Stored entries:

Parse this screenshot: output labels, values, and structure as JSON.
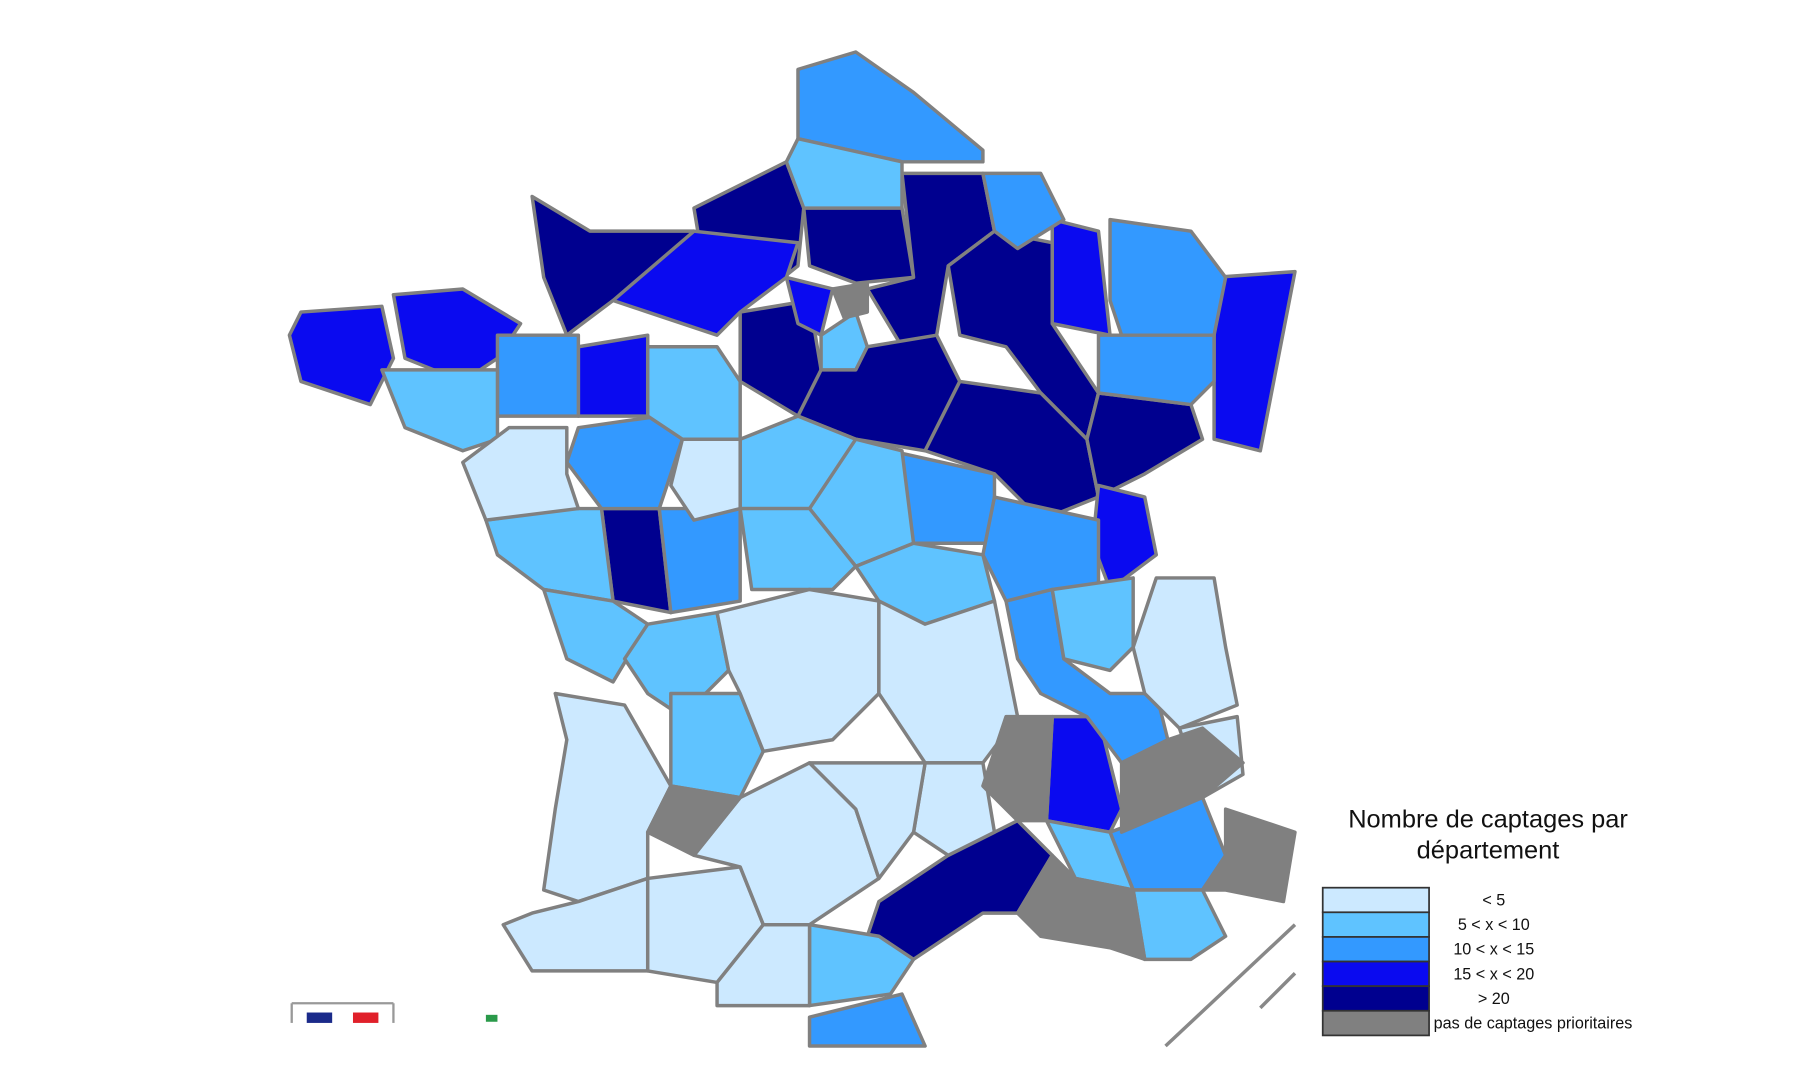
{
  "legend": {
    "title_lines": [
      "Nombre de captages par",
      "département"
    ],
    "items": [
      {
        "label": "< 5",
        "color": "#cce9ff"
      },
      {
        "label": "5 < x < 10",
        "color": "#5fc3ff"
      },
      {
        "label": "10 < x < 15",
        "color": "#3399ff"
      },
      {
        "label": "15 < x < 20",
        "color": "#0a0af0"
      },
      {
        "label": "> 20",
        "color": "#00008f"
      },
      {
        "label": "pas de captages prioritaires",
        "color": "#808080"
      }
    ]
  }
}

• BRIEF
Retype every record above exactly as written, but leave out the pictures.

• RESULT FOR THIS TASK
Parse this screenshot: output labels, values, and structure as JSON.
{
  "legend": {
    "title_lines": [
      "Nombre de captages par",
      "département"
    ],
    "items": [
      {
        "label": "< 5",
        "color": "#cce9ff"
      },
      {
        "label": "5 < x < 10",
        "color": "#5fc3ff"
      },
      {
        "label": "10 < x < 15",
        "color": "#3399ff"
      },
      {
        "label": "15 < x < 20",
        "color": "#0a0af0"
      },
      {
        "label": "> 20",
        "color": "#00008f"
      },
      {
        "label": "pas de captages prioritaires",
        "color": "#808080"
      }
    ]
  }
}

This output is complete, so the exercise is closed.